— start of Exercise inputs —

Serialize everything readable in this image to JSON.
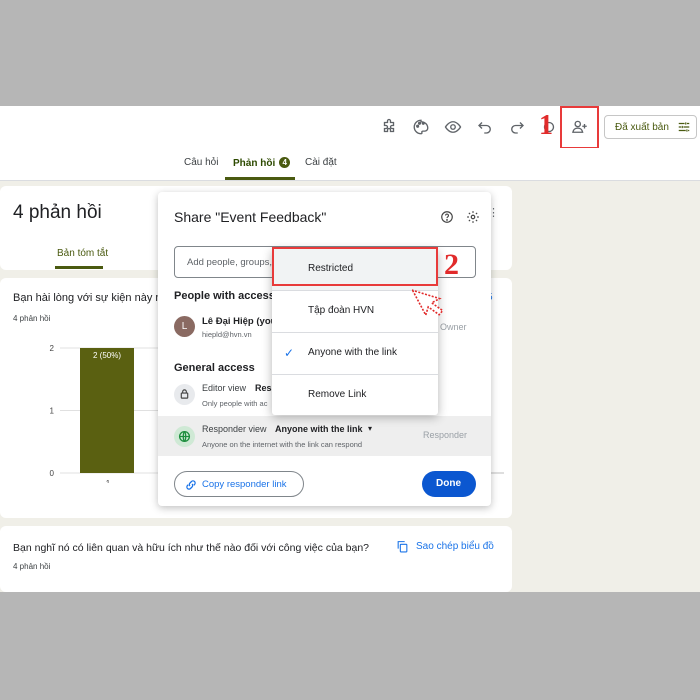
{
  "toolbar": {
    "icons": [
      "puzzle-icon",
      "palette-icon",
      "eye-icon",
      "undo-icon",
      "redo-icon",
      "link-icon",
      "add-person-icon",
      "settings-icon"
    ],
    "publish_label": "Đã xuất bản"
  },
  "tabs": [
    {
      "label": "Câu hỏi"
    },
    {
      "label": "Phản hồi",
      "badge": "4"
    },
    {
      "label": "Cài đặt"
    }
  ],
  "responses": {
    "title": "4 phản hồi",
    "summary_tab": "Bản tóm tắt"
  },
  "question1": {
    "text": "Bạn hài lòng với sự kiện này n",
    "count": "4 phản hồi",
    "copy_mark": "5"
  },
  "chart_data": {
    "type": "bar",
    "categories": [
      "1"
    ],
    "values": [
      2
    ],
    "ylim": [
      0,
      2
    ],
    "yticks": [
      "2",
      "1",
      "0"
    ],
    "data_labels": [
      "2 (50%)"
    ],
    "color": "#5a6011"
  },
  "question2": {
    "text": "Bạn nghĩ nó có liên quan và hữu ích như thế nào đối với công việc của bạn?",
    "count": "4 phản hồi",
    "copy_label": "Sao chép biểu đồ"
  },
  "share": {
    "title": "Share \"Event Feedback\"",
    "input_placeholder": "Add people, groups,",
    "people_heading": "People with access",
    "person": {
      "initial": "L",
      "name": "Lê Đại Hiệp (you",
      "email": "hiepld@hvn.vn",
      "role": "Owner"
    },
    "general_heading": "General access",
    "editor": {
      "label": "Editor view",
      "value": "Res",
      "sub": "Only people with ac"
    },
    "responder": {
      "label": "Responder view",
      "value": "Anyone with the link",
      "sub": "Anyone on the internet with the link can respond",
      "role": "Responder"
    },
    "copy_link_label": "Copy responder link",
    "done_label": "Done"
  },
  "menu": {
    "items": [
      {
        "label": "Restricted",
        "checked": false
      },
      {
        "label": "Tập đoàn HVN",
        "checked": false
      },
      {
        "label": "Anyone with the link",
        "checked": true
      },
      {
        "label": "Remove Link",
        "checked": false
      }
    ]
  },
  "annotations": {
    "step1": "1",
    "step2": "2"
  },
  "colors": {
    "accent": "#1a73e8",
    "brand": "#4a5a10",
    "annotation": "#e12b2b"
  }
}
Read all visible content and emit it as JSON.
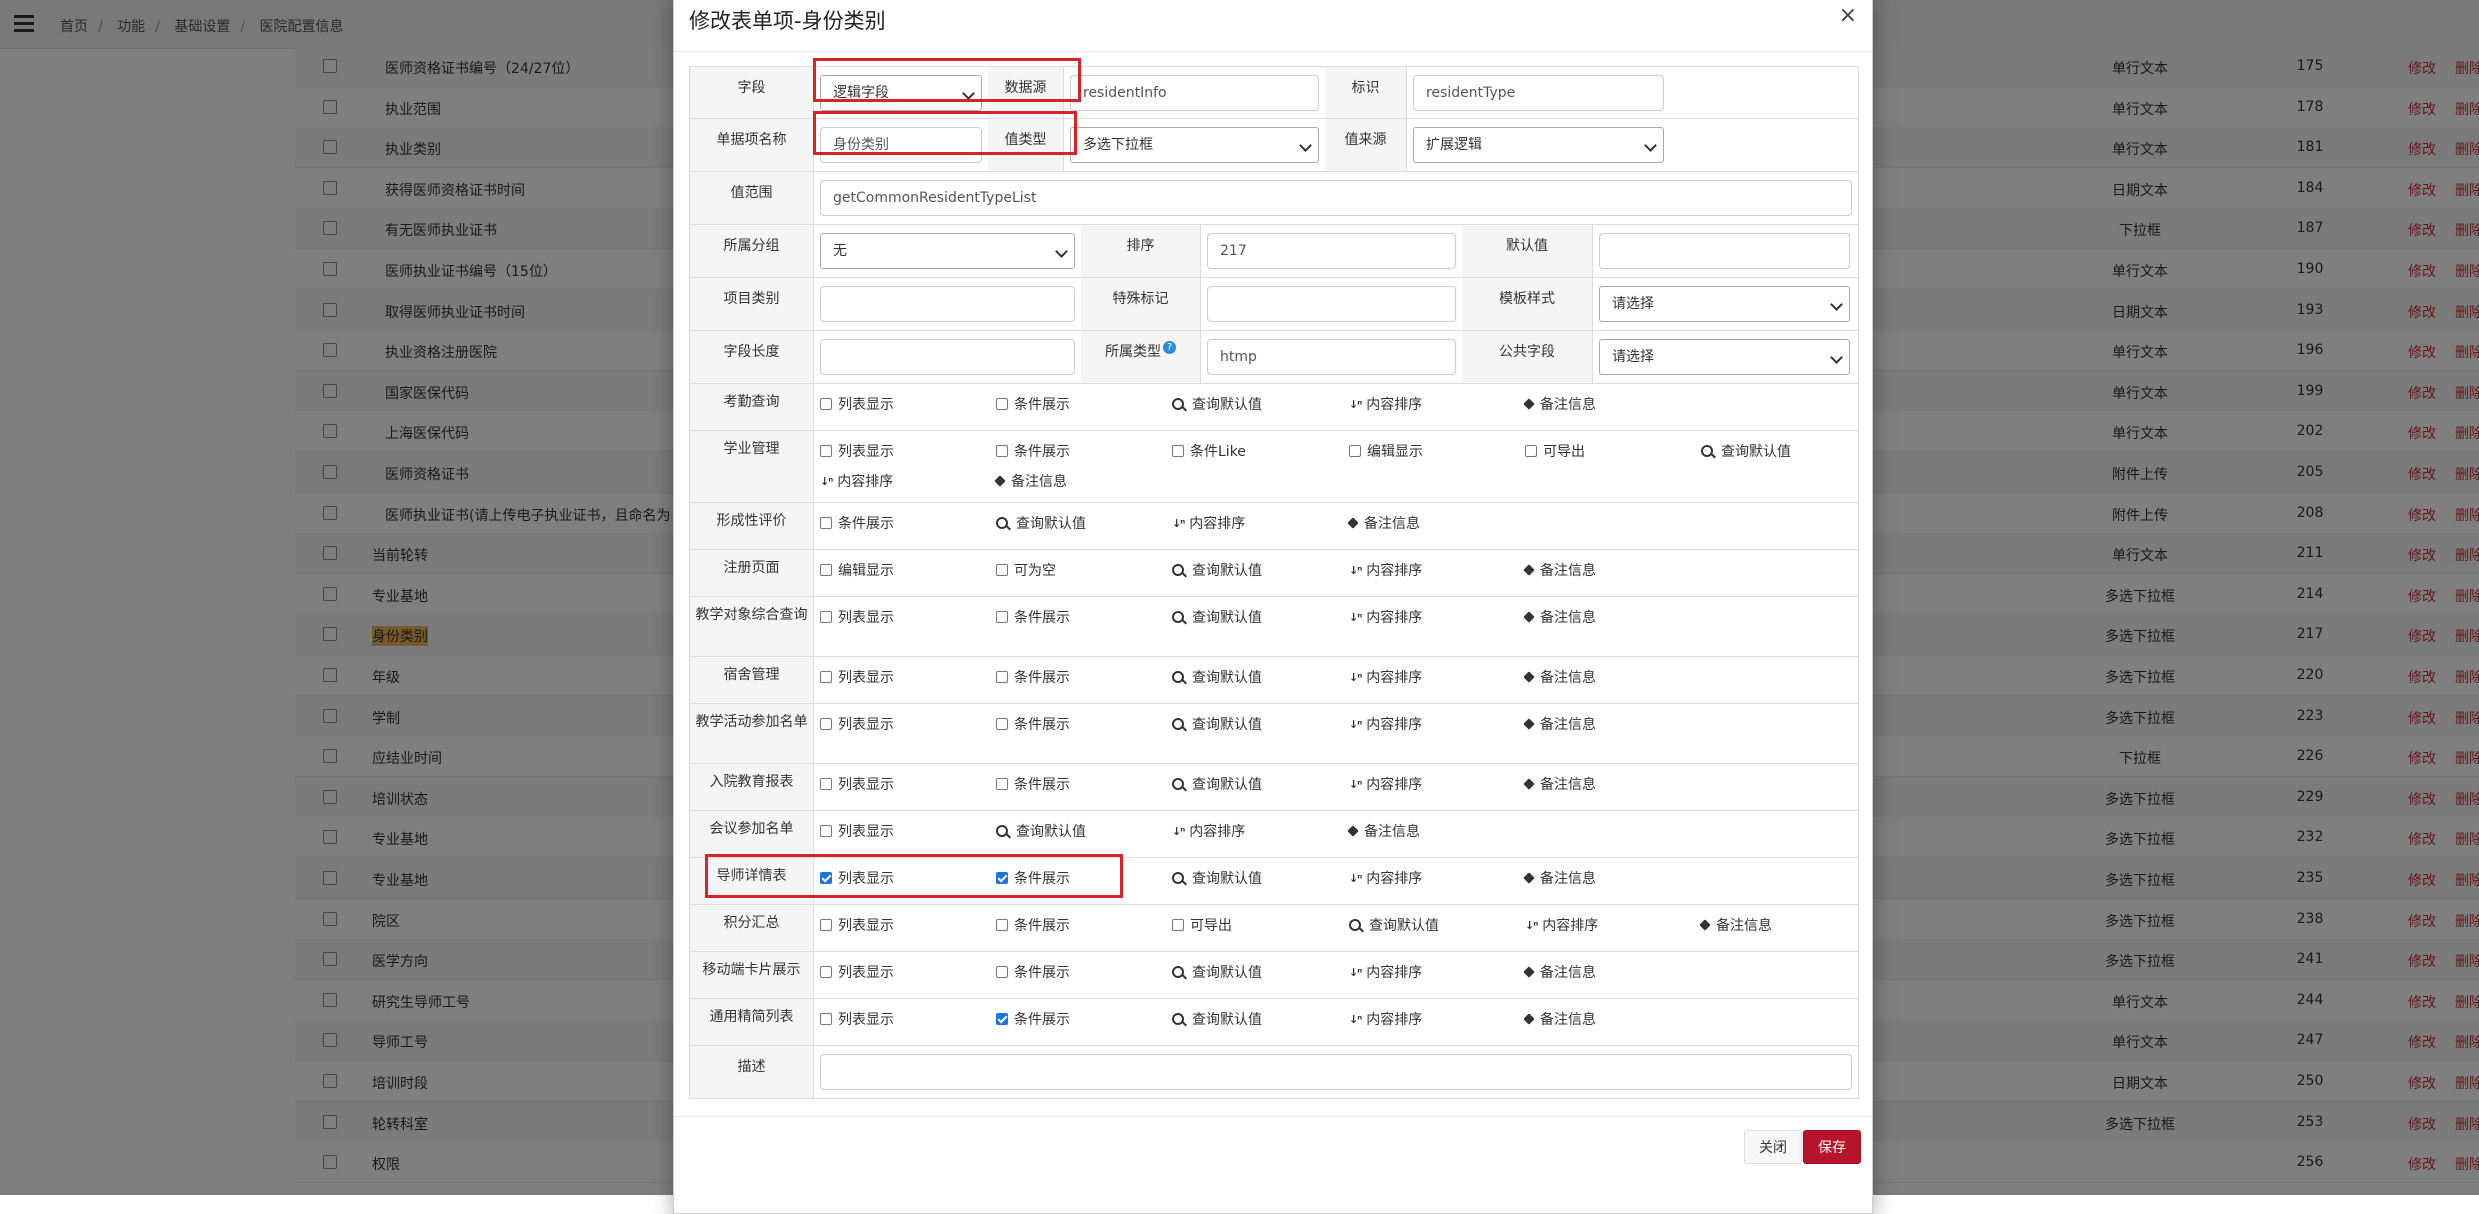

— end of Exercise inputs —

Leave the pictures out and copy the rest of the data exactly.

Serialize everything readable in this image to JSON.
{
  "toolbar": {
    "icons": [
      "puzzle-icon",
      "palette-icon",
      "eye-icon",
      "undo-icon",
      "redo-icon",
      "link-icon",
      "add-person-icon",
      "settings-icon"
    ],
    "publish_label": "Đã xuất bản"
  },
  "tabs": [
    {
      "label": "Câu hỏi"
    },
    {
      "label": "Phản hồi",
      "badge": "4"
    },
    {
      "label": "Cài đặt"
    }
  ],
  "responses": {
    "title": "4 phản hồi",
    "summary_tab": "Bản tóm tắt"
  },
  "question1": {
    "text": "Bạn hài lòng với sự kiện này n",
    "count": "4 phản hồi",
    "copy_mark": "5"
  },
  "chart_data": {
    "type": "bar",
    "categories": [
      "1"
    ],
    "values": [
      2
    ],
    "ylim": [
      0,
      2
    ],
    "yticks": [
      "2",
      "1",
      "0"
    ],
    "data_labels": [
      "2 (50%)"
    ],
    "color": "#5a6011"
  },
  "question2": {
    "text": "Bạn nghĩ nó có liên quan và hữu ích như thế nào đối với công việc của bạn?",
    "count": "4 phản hồi",
    "copy_label": "Sao chép biểu đồ"
  },
  "share": {
    "title": "Share \"Event Feedback\"",
    "input_placeholder": "Add people, groups,",
    "people_heading": "People with access",
    "person": {
      "initial": "L",
      "name": "Lê Đại Hiệp (you",
      "email": "hiepld@hvn.vn",
      "role": "Owner"
    },
    "general_heading": "General access",
    "editor": {
      "label": "Editor view",
      "value": "Res",
      "sub": "Only people with ac"
    },
    "responder": {
      "label": "Responder view",
      "value": "Anyone with the link",
      "sub": "Anyone on the internet with the link can respond",
      "role": "Responder"
    },
    "copy_link_label": "Copy responder link",
    "done_label": "Done"
  },
  "menu": {
    "items": [
      {
        "label": "Restricted",
        "checked": false
      },
      {
        "label": "Tập đoàn HVN",
        "checked": false
      },
      {
        "label": "Anyone with the link",
        "checked": true
      },
      {
        "label": "Remove Link",
        "checked": false
      }
    ]
  },
  "annotations": {
    "step1": "1",
    "step2": "2"
  },
  "colors": {
    "accent": "#1a73e8",
    "brand": "#4a5a10",
    "annotation": "#e12b2b"
  }
}
Read all visible content and emit it as JSON.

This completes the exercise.